Directions: Below are the records; pull every line that includes "pela".

Data to process:
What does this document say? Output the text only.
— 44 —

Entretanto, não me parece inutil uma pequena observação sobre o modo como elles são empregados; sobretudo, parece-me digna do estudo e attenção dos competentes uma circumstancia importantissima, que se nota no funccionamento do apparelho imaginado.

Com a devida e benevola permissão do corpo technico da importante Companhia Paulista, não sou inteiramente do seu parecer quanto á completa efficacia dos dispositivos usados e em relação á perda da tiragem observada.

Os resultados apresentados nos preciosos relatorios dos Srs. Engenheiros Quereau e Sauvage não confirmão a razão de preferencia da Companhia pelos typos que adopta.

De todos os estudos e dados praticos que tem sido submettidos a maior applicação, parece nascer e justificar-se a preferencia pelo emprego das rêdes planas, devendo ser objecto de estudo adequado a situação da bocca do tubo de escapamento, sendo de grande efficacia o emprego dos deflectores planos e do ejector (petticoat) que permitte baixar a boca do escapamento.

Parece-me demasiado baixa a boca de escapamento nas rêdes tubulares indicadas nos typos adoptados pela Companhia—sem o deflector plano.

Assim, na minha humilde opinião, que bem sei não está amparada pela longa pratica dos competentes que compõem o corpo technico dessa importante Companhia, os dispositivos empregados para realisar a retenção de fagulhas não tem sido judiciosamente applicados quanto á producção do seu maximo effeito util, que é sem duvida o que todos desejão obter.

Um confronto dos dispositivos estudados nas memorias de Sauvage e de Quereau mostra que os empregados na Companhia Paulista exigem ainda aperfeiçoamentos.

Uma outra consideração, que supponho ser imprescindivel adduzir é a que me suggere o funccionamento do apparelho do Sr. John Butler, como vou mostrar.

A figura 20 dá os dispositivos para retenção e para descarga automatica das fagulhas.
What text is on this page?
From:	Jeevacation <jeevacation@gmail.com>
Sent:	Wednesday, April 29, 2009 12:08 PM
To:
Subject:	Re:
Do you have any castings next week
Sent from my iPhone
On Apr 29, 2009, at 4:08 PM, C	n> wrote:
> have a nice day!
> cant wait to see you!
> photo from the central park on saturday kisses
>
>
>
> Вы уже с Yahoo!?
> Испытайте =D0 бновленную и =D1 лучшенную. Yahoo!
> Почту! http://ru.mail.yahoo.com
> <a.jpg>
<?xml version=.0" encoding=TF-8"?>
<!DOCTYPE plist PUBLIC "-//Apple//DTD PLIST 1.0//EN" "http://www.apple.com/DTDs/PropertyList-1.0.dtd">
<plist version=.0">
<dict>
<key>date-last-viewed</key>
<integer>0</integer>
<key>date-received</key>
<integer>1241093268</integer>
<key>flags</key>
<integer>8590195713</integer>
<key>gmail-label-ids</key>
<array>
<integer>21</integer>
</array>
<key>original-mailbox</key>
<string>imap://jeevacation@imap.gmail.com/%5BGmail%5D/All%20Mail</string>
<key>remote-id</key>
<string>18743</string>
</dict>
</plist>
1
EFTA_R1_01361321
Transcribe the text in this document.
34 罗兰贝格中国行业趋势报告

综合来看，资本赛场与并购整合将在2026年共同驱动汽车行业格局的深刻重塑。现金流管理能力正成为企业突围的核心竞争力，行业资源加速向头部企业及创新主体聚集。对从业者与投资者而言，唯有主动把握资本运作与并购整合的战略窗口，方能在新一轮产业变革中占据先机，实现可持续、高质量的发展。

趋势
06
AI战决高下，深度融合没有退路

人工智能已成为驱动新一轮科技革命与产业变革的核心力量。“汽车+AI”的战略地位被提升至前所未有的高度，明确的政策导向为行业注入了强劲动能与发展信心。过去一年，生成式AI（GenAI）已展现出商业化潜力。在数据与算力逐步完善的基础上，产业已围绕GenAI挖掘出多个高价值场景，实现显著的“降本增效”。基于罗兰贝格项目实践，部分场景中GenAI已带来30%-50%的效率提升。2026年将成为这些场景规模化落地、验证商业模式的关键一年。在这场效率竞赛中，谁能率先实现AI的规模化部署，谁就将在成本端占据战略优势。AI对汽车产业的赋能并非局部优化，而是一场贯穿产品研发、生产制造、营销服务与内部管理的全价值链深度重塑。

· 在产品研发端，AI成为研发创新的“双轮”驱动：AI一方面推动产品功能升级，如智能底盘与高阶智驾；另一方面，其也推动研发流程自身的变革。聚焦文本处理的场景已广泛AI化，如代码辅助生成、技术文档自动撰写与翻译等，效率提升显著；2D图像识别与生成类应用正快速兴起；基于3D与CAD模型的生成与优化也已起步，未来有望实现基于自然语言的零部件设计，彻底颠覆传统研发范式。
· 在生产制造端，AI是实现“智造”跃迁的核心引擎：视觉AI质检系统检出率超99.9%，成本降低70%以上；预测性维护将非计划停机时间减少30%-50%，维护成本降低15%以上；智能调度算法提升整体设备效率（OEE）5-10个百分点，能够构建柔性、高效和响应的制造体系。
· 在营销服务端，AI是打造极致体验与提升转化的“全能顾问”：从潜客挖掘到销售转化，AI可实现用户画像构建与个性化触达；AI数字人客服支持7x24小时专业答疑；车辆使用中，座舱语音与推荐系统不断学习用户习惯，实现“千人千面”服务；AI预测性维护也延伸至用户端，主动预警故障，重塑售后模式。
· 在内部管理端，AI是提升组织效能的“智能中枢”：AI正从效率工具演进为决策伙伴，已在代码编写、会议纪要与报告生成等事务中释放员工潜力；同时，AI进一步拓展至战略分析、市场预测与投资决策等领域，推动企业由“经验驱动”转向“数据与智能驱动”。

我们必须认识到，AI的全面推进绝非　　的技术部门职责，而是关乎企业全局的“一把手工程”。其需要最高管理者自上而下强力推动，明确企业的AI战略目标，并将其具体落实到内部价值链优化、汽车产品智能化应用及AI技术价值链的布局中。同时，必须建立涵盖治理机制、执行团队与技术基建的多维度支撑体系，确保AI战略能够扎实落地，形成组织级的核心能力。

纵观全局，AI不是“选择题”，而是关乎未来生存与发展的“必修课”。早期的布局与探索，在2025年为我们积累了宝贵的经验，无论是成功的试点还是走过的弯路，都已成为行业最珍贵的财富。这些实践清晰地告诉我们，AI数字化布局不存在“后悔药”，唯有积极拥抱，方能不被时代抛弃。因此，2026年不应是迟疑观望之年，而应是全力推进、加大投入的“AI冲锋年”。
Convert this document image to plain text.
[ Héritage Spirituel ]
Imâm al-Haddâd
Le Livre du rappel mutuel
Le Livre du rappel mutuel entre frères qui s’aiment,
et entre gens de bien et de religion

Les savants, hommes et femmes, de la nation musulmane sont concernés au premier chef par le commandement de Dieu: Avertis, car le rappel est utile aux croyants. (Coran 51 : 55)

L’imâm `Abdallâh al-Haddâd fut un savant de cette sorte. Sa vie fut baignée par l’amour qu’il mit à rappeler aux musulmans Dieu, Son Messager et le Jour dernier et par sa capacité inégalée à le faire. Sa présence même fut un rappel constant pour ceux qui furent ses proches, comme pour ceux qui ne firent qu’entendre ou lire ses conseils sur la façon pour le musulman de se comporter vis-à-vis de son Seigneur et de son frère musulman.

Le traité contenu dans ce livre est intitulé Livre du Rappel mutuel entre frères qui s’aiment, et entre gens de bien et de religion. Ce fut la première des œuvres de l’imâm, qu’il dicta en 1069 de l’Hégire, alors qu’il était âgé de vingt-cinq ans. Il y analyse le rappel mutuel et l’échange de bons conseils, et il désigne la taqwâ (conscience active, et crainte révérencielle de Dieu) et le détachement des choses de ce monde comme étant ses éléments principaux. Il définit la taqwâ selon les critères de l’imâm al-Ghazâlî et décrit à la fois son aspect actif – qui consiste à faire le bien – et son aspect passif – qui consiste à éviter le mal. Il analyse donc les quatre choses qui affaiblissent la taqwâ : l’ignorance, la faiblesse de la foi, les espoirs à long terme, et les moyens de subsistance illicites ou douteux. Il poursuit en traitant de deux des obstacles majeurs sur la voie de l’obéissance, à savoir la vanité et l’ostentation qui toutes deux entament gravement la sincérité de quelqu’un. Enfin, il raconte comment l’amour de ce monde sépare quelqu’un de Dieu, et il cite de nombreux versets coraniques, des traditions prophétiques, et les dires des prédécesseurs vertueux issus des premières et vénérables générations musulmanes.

Response to the exercise:
Parece-me demasiado baixa a boca de escapamento nas rêdes tubulares indicadas nos typos adoptados pela Companhia—sem o deflector plano.
Assim, na minha humilde opinião, que bem sei não está amparada pela longa pratica dos competentes que compõem o corpo technico dessa importante Companhia, os dispositivos empregados para realisar a retenção de fagulhas não tem sido judiciosamente applicados quanto á producção do seu maximo effeito util, que é sem duvida o que todos desejão obter.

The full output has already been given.